__Short exercise__
Repeat each line of the material below exactly as it appears, minus any pictures.

__Data provided__
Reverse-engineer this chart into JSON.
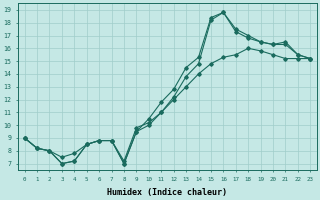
{
  "xlabel": "Humidex (Indice chaleur)",
  "ylabel": "",
  "background_color": "#c5e8e5",
  "grid_color": "#a0ceca",
  "line_color": "#1a6b5e",
  "xlim": [
    -0.5,
    23.5
  ],
  "ylim": [
    6.5,
    19.5
  ],
  "xtick_labels": [
    "0",
    "1",
    "2",
    "3",
    "4",
    "5",
    "6",
    "7",
    "8",
    "9",
    "10",
    "11",
    "12",
    "13",
    "14",
    "15",
    "16",
    "17",
    "18",
    "19",
    "20",
    "21",
    "22",
    "23"
  ],
  "ytick_labels": [
    "7",
    "8",
    "9",
    "10",
    "11",
    "12",
    "13",
    "14",
    "15",
    "16",
    "17",
    "18",
    "19"
  ],
  "series": {
    "line_straight_x": [
      0,
      1,
      2,
      3,
      4,
      5,
      6,
      7,
      8,
      9,
      10,
      11,
      12,
      13,
      14,
      15,
      16,
      17,
      18,
      19,
      20,
      21,
      22,
      23
    ],
    "line_straight_y": [
      9.0,
      8.2,
      8.0,
      7.5,
      7.8,
      8.5,
      8.8,
      8.8,
      7.2,
      9.8,
      10.2,
      11.0,
      12.0,
      13.0,
      14.0,
      14.8,
      15.3,
      15.5,
      16.0,
      15.8,
      15.5,
      15.2,
      15.2,
      15.2
    ],
    "line_peak_x": [
      0,
      1,
      2,
      3,
      4,
      5,
      6,
      7,
      8,
      9,
      10,
      11,
      12,
      13,
      14,
      15,
      16,
      17,
      18,
      19,
      20,
      21,
      22,
      23
    ],
    "line_peak_y": [
      9.0,
      8.2,
      8.0,
      7.0,
      7.2,
      8.5,
      8.8,
      8.8,
      7.0,
      9.5,
      10.5,
      11.8,
      12.8,
      14.5,
      15.3,
      18.4,
      18.8,
      17.5,
      17.0,
      16.5,
      16.3,
      16.5,
      15.5,
      15.2
    ],
    "line_mid_x": [
      0,
      1,
      2,
      3,
      4,
      5,
      6,
      7,
      8,
      9,
      10,
      11,
      12,
      13,
      14,
      15,
      16,
      17,
      18,
      19,
      20,
      21,
      22,
      23
    ],
    "line_mid_y": [
      9.0,
      8.2,
      8.0,
      7.0,
      7.2,
      8.5,
      8.8,
      8.8,
      7.0,
      9.5,
      10.0,
      11.0,
      12.2,
      13.8,
      14.8,
      18.2,
      18.8,
      17.3,
      16.8,
      16.5,
      16.3,
      16.3,
      15.5,
      15.2
    ]
  }
}
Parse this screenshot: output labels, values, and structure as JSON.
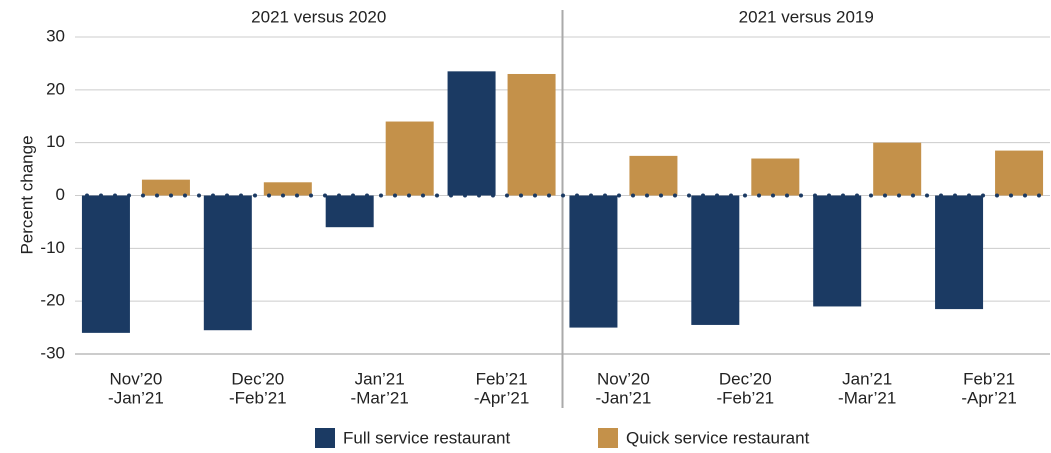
{
  "chart_data": {
    "type": "bar",
    "ylabel": "Percent change",
    "ylim": [
      -30,
      30
    ],
    "yticks": [
      -30,
      -20,
      -10,
      0,
      10,
      20,
      30
    ],
    "grid": true,
    "series": [
      {
        "name": "Full service restaurant",
        "color": "#1b3a63"
      },
      {
        "name": "Quick service restaurant",
        "color": "#c4914a"
      }
    ],
    "panels": [
      {
        "title": "2021 versus 2020",
        "categories": [
          [
            "Nov’20",
            "-Jan’21"
          ],
          [
            "Dec’20",
            "-Feb’21"
          ],
          [
            "Jan’21",
            "-Mar’21"
          ],
          [
            "Feb’21",
            "-Apr’21"
          ]
        ],
        "values": [
          [
            -26,
            -25.5,
            -6,
            23.5
          ],
          [
            3,
            2.5,
            14,
            23
          ]
        ]
      },
      {
        "title": "2021 versus 2019",
        "categories": [
          [
            "Nov’20",
            "-Jan’21"
          ],
          [
            "Dec’20",
            "-Feb’21"
          ],
          [
            "Jan’21",
            "-Mar’21"
          ],
          [
            "Feb’21",
            "-Apr’21"
          ]
        ],
        "values": [
          [
            -25,
            -24.5,
            -21,
            -21.5
          ],
          [
            7.5,
            7,
            10,
            8.5
          ]
        ]
      }
    ]
  }
}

__Written answer__
Reverse-engineer this chart into JSON.
{
  "xlabel": "Humidex (Indice chaleur)",
  "ylabel": "",
  "background_color": "#c5e8e5",
  "grid_color": "#a0ceca",
  "line_color": "#1a6b5e",
  "xlim": [
    -0.5,
    23.5
  ],
  "ylim": [
    6.5,
    19.5
  ],
  "xtick_labels": [
    "0",
    "1",
    "2",
    "3",
    "4",
    "5",
    "6",
    "7",
    "8",
    "9",
    "10",
    "11",
    "12",
    "13",
    "14",
    "15",
    "16",
    "17",
    "18",
    "19",
    "20",
    "21",
    "22",
    "23"
  ],
  "ytick_labels": [
    "7",
    "8",
    "9",
    "10",
    "11",
    "12",
    "13",
    "14",
    "15",
    "16",
    "17",
    "18",
    "19"
  ],
  "series": {
    "line_straight_x": [
      0,
      1,
      2,
      3,
      4,
      5,
      6,
      7,
      8,
      9,
      10,
      11,
      12,
      13,
      14,
      15,
      16,
      17,
      18,
      19,
      20,
      21,
      22,
      23
    ],
    "line_straight_y": [
      9.0,
      8.2,
      8.0,
      7.5,
      7.8,
      8.5,
      8.8,
      8.8,
      7.2,
      9.8,
      10.2,
      11.0,
      12.0,
      13.0,
      14.0,
      14.8,
      15.3,
      15.5,
      16.0,
      15.8,
      15.5,
      15.2,
      15.2,
      15.2
    ],
    "line_peak_x": [
      0,
      1,
      2,
      3,
      4,
      5,
      6,
      7,
      8,
      9,
      10,
      11,
      12,
      13,
      14,
      15,
      16,
      17,
      18,
      19,
      20,
      21,
      22,
      23
    ],
    "line_peak_y": [
      9.0,
      8.2,
      8.0,
      7.0,
      7.2,
      8.5,
      8.8,
      8.8,
      7.0,
      9.5,
      10.5,
      11.8,
      12.8,
      14.5,
      15.3,
      18.4,
      18.8,
      17.5,
      17.0,
      16.5,
      16.3,
      16.5,
      15.5,
      15.2
    ],
    "line_mid_x": [
      0,
      1,
      2,
      3,
      4,
      5,
      6,
      7,
      8,
      9,
      10,
      11,
      12,
      13,
      14,
      15,
      16,
      17,
      18,
      19,
      20,
      21,
      22,
      23
    ],
    "line_mid_y": [
      9.0,
      8.2,
      8.0,
      7.0,
      7.2,
      8.5,
      8.8,
      8.8,
      7.0,
      9.5,
      10.0,
      11.0,
      12.2,
      13.8,
      14.8,
      18.2,
      18.8,
      17.3,
      16.8,
      16.5,
      16.3,
      16.3,
      15.5,
      15.2
    ]
  }
}
Parse this screenshot: output labels, values, and structure as JSON.
{
  "chart_data": {
    "type": "bar",
    "ylabel": "Percent change",
    "ylim": [
      -30,
      30
    ],
    "yticks": [
      -30,
      -20,
      -10,
      0,
      10,
      20,
      30
    ],
    "grid": true,
    "series": [
      {
        "name": "Full service restaurant",
        "color": "#1b3a63"
      },
      {
        "name": "Quick service restaurant",
        "color": "#c4914a"
      }
    ],
    "panels": [
      {
        "title": "2021 versus 2020",
        "categories": [
          [
            "Nov’20",
            "-Jan’21"
          ],
          [
            "Dec’20",
            "-Feb’21"
          ],
          [
            "Jan’21",
            "-Mar’21"
          ],
          [
            "Feb’21",
            "-Apr’21"
          ]
        ],
        "values": [
          [
            -26,
            -25.5,
            -6,
            23.5
          ],
          [
            3,
            2.5,
            14,
            23
          ]
        ]
      },
      {
        "title": "2021 versus 2019",
        "categories": [
          [
            "Nov’20",
            "-Jan’21"
          ],
          [
            "Dec’20",
            "-Feb’21"
          ],
          [
            "Jan’21",
            "-Mar’21"
          ],
          [
            "Feb’21",
            "-Apr’21"
          ]
        ],
        "values": [
          [
            -25,
            -24.5,
            -21,
            -21.5
          ],
          [
            7.5,
            7,
            10,
            8.5
          ]
        ]
      }
    ]
  }
}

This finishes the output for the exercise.